Data records
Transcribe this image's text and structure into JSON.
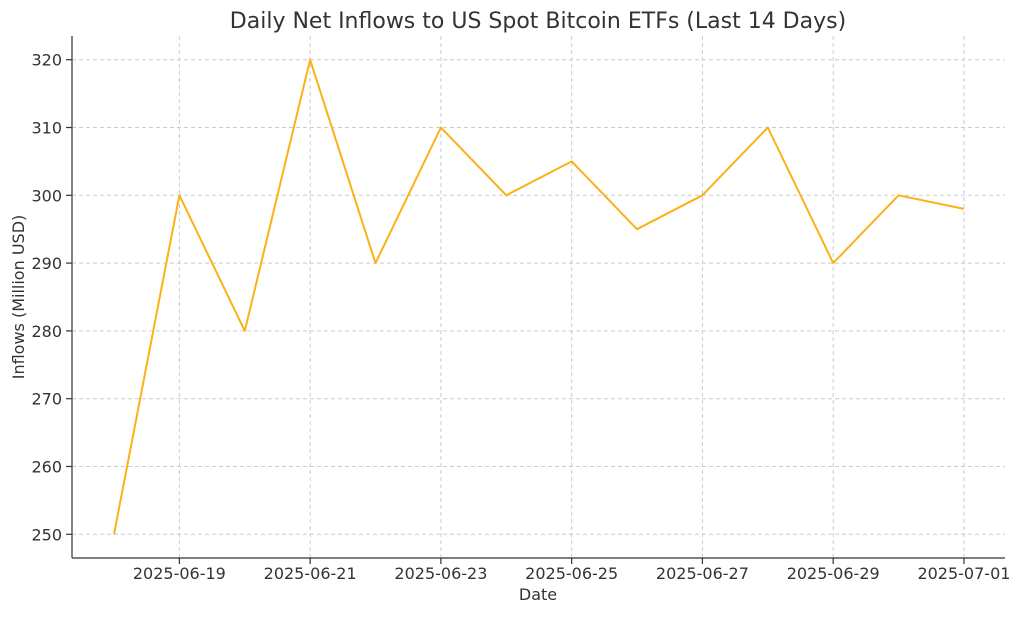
{
  "chart_data": {
    "type": "line",
    "title": "Daily Net Inflows to US Spot Bitcoin ETFs (Last 14 Days)",
    "xlabel": "Date",
    "ylabel": "Inflows (Million USD)",
    "x": [
      "2025-06-18",
      "2025-06-19",
      "2025-06-20",
      "2025-06-21",
      "2025-06-22",
      "2025-06-23",
      "2025-06-24",
      "2025-06-25",
      "2025-06-26",
      "2025-06-27",
      "2025-06-28",
      "2025-06-29",
      "2025-06-30",
      "2025-07-01"
    ],
    "series": [
      {
        "values": [
          250,
          300,
          280,
          320,
          290,
          310,
          300,
          305,
          295,
          300,
          310,
          290,
          300,
          298
        ],
        "color": "#FBB117"
      }
    ],
    "x_ticks": [
      "2025-06-19",
      "2025-06-21",
      "2025-06-23",
      "2025-06-25",
      "2025-06-27",
      "2025-06-29",
      "2025-07-01"
    ],
    "y_ticks": [
      250,
      260,
      270,
      280,
      290,
      300,
      310,
      320
    ],
    "ylim": [
      246.5,
      323.5
    ],
    "grid": true,
    "legend": "none"
  }
}
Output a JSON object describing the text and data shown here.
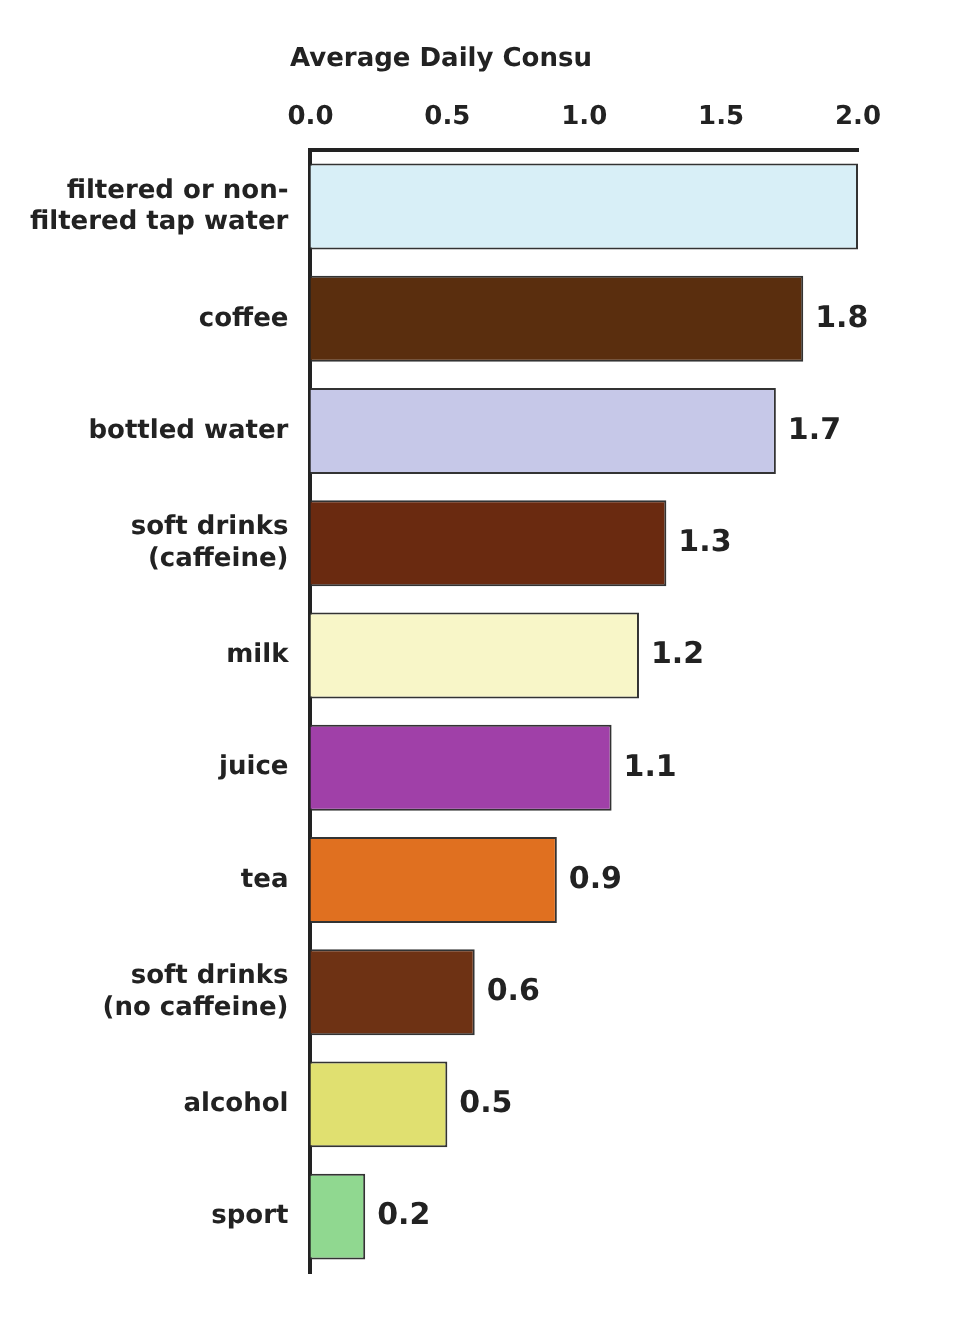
{
  "chart_data": {
    "type": "bar",
    "orientation": "horizontal",
    "title": "Average Daily Consu",
    "categories": [
      "filtered or non-\nfiltered tap water",
      "coffee",
      "bottled water",
      "soft drinks\n(caffeine)",
      "milk",
      "juice",
      "tea",
      "soft drinks\n(no caffeine)",
      "alcohol",
      "sport"
    ],
    "values": [
      2.0,
      1.8,
      1.7,
      1.3,
      1.2,
      1.1,
      0.9,
      0.6,
      0.5,
      0.2
    ],
    "colors": [
      "#d8eff7",
      "#5a2e0e",
      "#c6c8e8",
      "#6a2a10",
      "#f8f6c8",
      "#a040a8",
      "#e07020",
      "#6e3214",
      "#e0e070",
      "#90d890"
    ],
    "value_labels": [
      null,
      "1.8",
      "1.7",
      "1.3",
      "1.2",
      "1.1",
      "0.9",
      "0.6",
      "0.5",
      "0.2"
    ],
    "xlim": [
      0,
      2
    ],
    "xticks": [
      {
        "value": 0,
        "label": "0.0"
      },
      {
        "value": 0.5,
        "label": "0.5"
      },
      {
        "value": 1,
        "label": "1.0"
      },
      {
        "value": 1.5,
        "label": "1.5"
      },
      {
        "value": 2,
        "label": "2.0"
      }
    ],
    "grid": false,
    "legend": false
  }
}
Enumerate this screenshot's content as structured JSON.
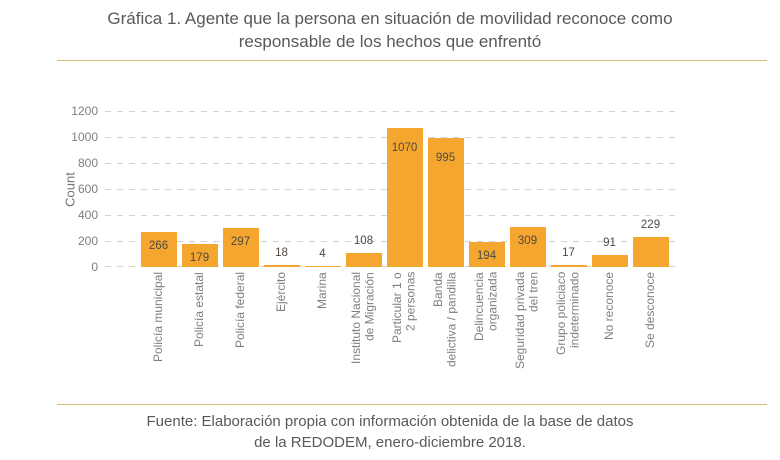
{
  "title": {
    "line1": "Gráfica 1. Agente que la persona en situación de movilidad reconoce como",
    "line2": "responsable de los hechos que enfrentó"
  },
  "footer": {
    "line1": "Fuente: Elaboración propia con información obtenida de la base de datos",
    "line2": "de la REDODEM, enero-diciembre 2018."
  },
  "colors": {
    "bar": "#F4A62F",
    "divider": "#DDB97E",
    "grid": "#D2D2D2",
    "title_text": "#595959",
    "axis_text": "#7F7F7F",
    "value_label": "#4F4A41"
  },
  "chart_data": {
    "type": "bar",
    "title": "Gráfica 1. Agente que la persona en situación de movilidad reconoce como responsable de los hechos que enfrentó",
    "xlabel": "",
    "ylabel": "Count",
    "ylim": [
      0,
      1200
    ],
    "yticks": [
      0,
      200,
      400,
      600,
      800,
      1000,
      1200
    ],
    "grid": "horizontal-dashed",
    "legend": "none",
    "categories": [
      "Policía municipal",
      "Policía estatal",
      "Policía federal",
      "Ejército",
      "Marina",
      "Instituto Nacional de Migración",
      "Particular 1 o 2 personas",
      "Banda delictiva / pandilla",
      "Delincuencia organizada",
      "Seguridad privada del tren",
      "Grupo policiaco indeterminado",
      "No reconoce",
      "Se desconoce"
    ],
    "category_lines": [
      [
        "Policía municipal"
      ],
      [
        "Policía estatal"
      ],
      [
        "Policía federal"
      ],
      [
        "Ejército"
      ],
      [
        "Marina"
      ],
      [
        "Instituto Nacional",
        "de Migración"
      ],
      [
        "Particular 1 o",
        "2 personas"
      ],
      [
        "Banda",
        "delictiva / pandilla"
      ],
      [
        "Delincuencia",
        "organizada"
      ],
      [
        "Seguridad privada",
        "del tren"
      ],
      [
        "Grupo policiaco",
        "indeterminado"
      ],
      [
        "No reconoce"
      ],
      [
        "Se desconoce"
      ]
    ],
    "values": [
      266,
      179,
      297,
      18,
      4,
      108,
      1070,
      995,
      194,
      309,
      17,
      91,
      229
    ],
    "value_label_inside": [
      true,
      true,
      true,
      false,
      false,
      false,
      true,
      true,
      true,
      true,
      false,
      false,
      false
    ],
    "source": "Fuente: Elaboración propia con información obtenida de la base de datos de la REDODEM, enero-diciembre 2018."
  }
}
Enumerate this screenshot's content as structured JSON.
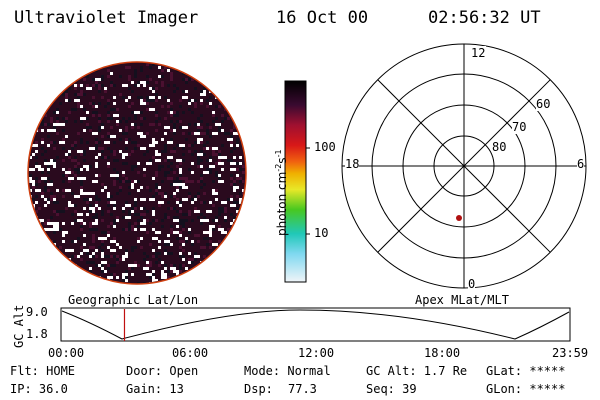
{
  "header": {
    "title": "Ultraviolet Imager",
    "date": "16 Oct 00",
    "time": "02:56:32 UT"
  },
  "colorbar": {
    "label": "photon cm",
    "label_sup1": "-2",
    "label_mid": "s",
    "label_sup2": "-1",
    "ticks": [
      "100",
      "10"
    ],
    "colors": [
      "#000000",
      "#7a0a2a",
      "#c8142a",
      "#e85020",
      "#f0a000",
      "#e8e030",
      "#60c818",
      "#18d0c8",
      "#88d8f0",
      "#e8f0f8"
    ]
  },
  "polar_grid": {
    "mlt_labels": {
      "top": "12",
      "left": "18",
      "right": "6",
      "bottom": "0"
    },
    "lat_labels": [
      "60",
      "70",
      "80"
    ],
    "marker_color": "#b01010"
  },
  "bottom": {
    "left_caption": "Geographic Lat/Lon",
    "right_caption": "Apex MLat/MLT",
    "axis_title": "GC Alt",
    "y_ticks": [
      "9.0",
      "1.8"
    ],
    "x_ticks": [
      "00:00",
      "06:00",
      "12:00",
      "18:00",
      "23:59"
    ],
    "current_time_fraction": 0.123
  },
  "status": {
    "flt": "Flt: HOME",
    "door": "Door: Open",
    "mode": "Mode: Normal",
    "gc_alt": "GC Alt: 1.7 Re",
    "glat": "GLat: *****",
    "ip": "IP: 36.0",
    "gain": "Gain: 13",
    "dsp_label": "Dsp:",
    "dsp_value": "77.3",
    "seq": "Seq: 39",
    "glon": "GLon: *****"
  }
}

Exercise
Repeat each entry above word for word, leaving every picture out.

Exercise answer
Transcribe this image's text and structure into JSON.
{
  "chart_data": {
    "type": "line",
    "title": "Daily Net Inflows to US Spot Bitcoin ETFs (Last 14 Days)",
    "xlabel": "Date",
    "ylabel": "Inflows (Million USD)",
    "x": [
      "2025-06-18",
      "2025-06-19",
      "2025-06-20",
      "2025-06-21",
      "2025-06-22",
      "2025-06-23",
      "2025-06-24",
      "2025-06-25",
      "2025-06-26",
      "2025-06-27",
      "2025-06-28",
      "2025-06-29",
      "2025-06-30",
      "2025-07-01"
    ],
    "series": [
      {
        "values": [
          250,
          300,
          280,
          320,
          290,
          310,
          300,
          305,
          295,
          300,
          310,
          290,
          300,
          298
        ],
        "color": "#FBB117"
      }
    ],
    "x_ticks": [
      "2025-06-19",
      "2025-06-21",
      "2025-06-23",
      "2025-06-25",
      "2025-06-27",
      "2025-06-29",
      "2025-07-01"
    ],
    "y_ticks": [
      250,
      260,
      270,
      280,
      290,
      300,
      310,
      320
    ],
    "ylim": [
      246.5,
      323.5
    ],
    "grid": true,
    "legend": "none"
  }
}
Output a JSON object describing the text and data shown here.
{
  "chart_data": {
    "type": "bar",
    "orientation": "horizontal",
    "title": "Average Daily Consu",
    "categories": [
      "filtered or non-\nfiltered tap water",
      "coffee",
      "bottled water",
      "soft drinks\n(caffeine)",
      "milk",
      "juice",
      "tea",
      "soft drinks\n(no caffeine)",
      "alcohol",
      "sport"
    ],
    "values": [
      2.0,
      1.8,
      1.7,
      1.3,
      1.2,
      1.1,
      0.9,
      0.6,
      0.5,
      0.2
    ],
    "colors": [
      "#d8eff7",
      "#5a2e0e",
      "#c6c8e8",
      "#6a2a10",
      "#f8f6c8",
      "#a040a8",
      "#e07020",
      "#6e3214",
      "#e0e070",
      "#90d890"
    ],
    "value_labels": [
      null,
      "1.8",
      "1.7",
      "1.3",
      "1.2",
      "1.1",
      "0.9",
      "0.6",
      "0.5",
      "0.2"
    ],
    "xlim": [
      0,
      2
    ],
    "xticks": [
      {
        "value": 0,
        "label": "0.0"
      },
      {
        "value": 0.5,
        "label": "0.5"
      },
      {
        "value": 1,
        "label": "1.0"
      },
      {
        "value": 1.5,
        "label": "1.5"
      },
      {
        "value": 2,
        "label": "2.0"
      }
    ],
    "grid": false,
    "legend": false
  }
}
Enumerate this screenshot's content as structured JSON.
{
  "title": {
    "line1": "Gráfica 1. Agente que la persona en situación de movilidad reconoce como",
    "line2": "responsable de los hechos que enfrentó"
  },
  "footer": {
    "line1": "Fuente: Elaboración propia con información obtenida de la base de datos",
    "line2": "de la REDODEM, enero-diciembre 2018."
  },
  "colors": {
    "bar": "#F4A62F",
    "divider": "#DDB97E",
    "grid": "#D2D2D2",
    "title_text": "#595959",
    "axis_text": "#7F7F7F",
    "value_label": "#4F4A41"
  },
  "chart_data": {
    "type": "bar",
    "title": "Gráfica 1. Agente que la persona en situación de movilidad reconoce como responsable de los hechos que enfrentó",
    "xlabel": "",
    "ylabel": "Count",
    "ylim": [
      0,
      1200
    ],
    "yticks": [
      0,
      200,
      400,
      600,
      800,
      1000,
      1200
    ],
    "grid": "horizontal-dashed",
    "legend": "none",
    "categories": [
      "Policía municipal",
      "Policía estatal",
      "Policía federal",
      "Ejército",
      "Marina",
      "Instituto Nacional de Migración",
      "Particular 1 o 2 personas",
      "Banda delictiva / pandilla",
      "Delincuencia organizada",
      "Seguridad privada del tren",
      "Grupo policiaco indeterminado",
      "No reconoce",
      "Se desconoce"
    ],
    "category_lines": [
      [
        "Policía municipal"
      ],
      [
        "Policía estatal"
      ],
      [
        "Policía federal"
      ],
      [
        "Ejército"
      ],
      [
        "Marina"
      ],
      [
        "Instituto Nacional",
        "de Migración"
      ],
      [
        "Particular 1 o",
        "2 personas"
      ],
      [
        "Banda",
        "delictiva / pandilla"
      ],
      [
        "Delincuencia",
        "organizada"
      ],
      [
        "Seguridad privada",
        "del tren"
      ],
      [
        "Grupo policiaco",
        "indeterminado"
      ],
      [
        "No reconoce"
      ],
      [
        "Se desconoce"
      ]
    ],
    "values": [
      266,
      179,
      297,
      18,
      4,
      108,
      1070,
      995,
      194,
      309,
      17,
      91,
      229
    ],
    "value_label_inside": [
      true,
      true,
      true,
      false,
      false,
      false,
      true,
      true,
      true,
      true,
      false,
      false,
      false
    ],
    "source": "Fuente: Elaboración propia con información obtenida de la base de datos de la REDODEM, enero-diciembre 2018."
  }
}
Enumerate this screenshot's content as structured JSON.
{
  "header": {
    "title": "Ultraviolet Imager",
    "date": "16 Oct 00",
    "time": "02:56:32 UT"
  },
  "colorbar": {
    "label": "photon cm",
    "label_sup1": "-2",
    "label_mid": "s",
    "label_sup2": "-1",
    "ticks": [
      "100",
      "10"
    ],
    "colors": [
      "#000000",
      "#7a0a2a",
      "#c8142a",
      "#e85020",
      "#f0a000",
      "#e8e030",
      "#60c818",
      "#18d0c8",
      "#88d8f0",
      "#e8f0f8"
    ]
  },
  "polar_grid": {
    "mlt_labels": {
      "top": "12",
      "left": "18",
      "right": "6",
      "bottom": "0"
    },
    "lat_labels": [
      "60",
      "70",
      "80"
    ],
    "marker_color": "#b01010"
  },
  "bottom": {
    "left_caption": "Geographic Lat/Lon",
    "right_caption": "Apex MLat/MLT",
    "axis_title": "GC Alt",
    "y_ticks": [
      "9.0",
      "1.8"
    ],
    "x_ticks": [
      "00:00",
      "06:00",
      "12:00",
      "18:00",
      "23:59"
    ],
    "current_time_fraction": 0.123
  },
  "status": {
    "flt": "Flt: HOME",
    "door": "Door: Open",
    "mode": "Mode: Normal",
    "gc_alt": "GC Alt: 1.7 Re",
    "glat": "GLat: *****",
    "ip": "IP: 36.0",
    "gain": "Gain: 13",
    "dsp_label": "Dsp:",
    "dsp_value": "77.3",
    "seq": "Seq: 39",
    "glon": "GLon: *****"
  }
}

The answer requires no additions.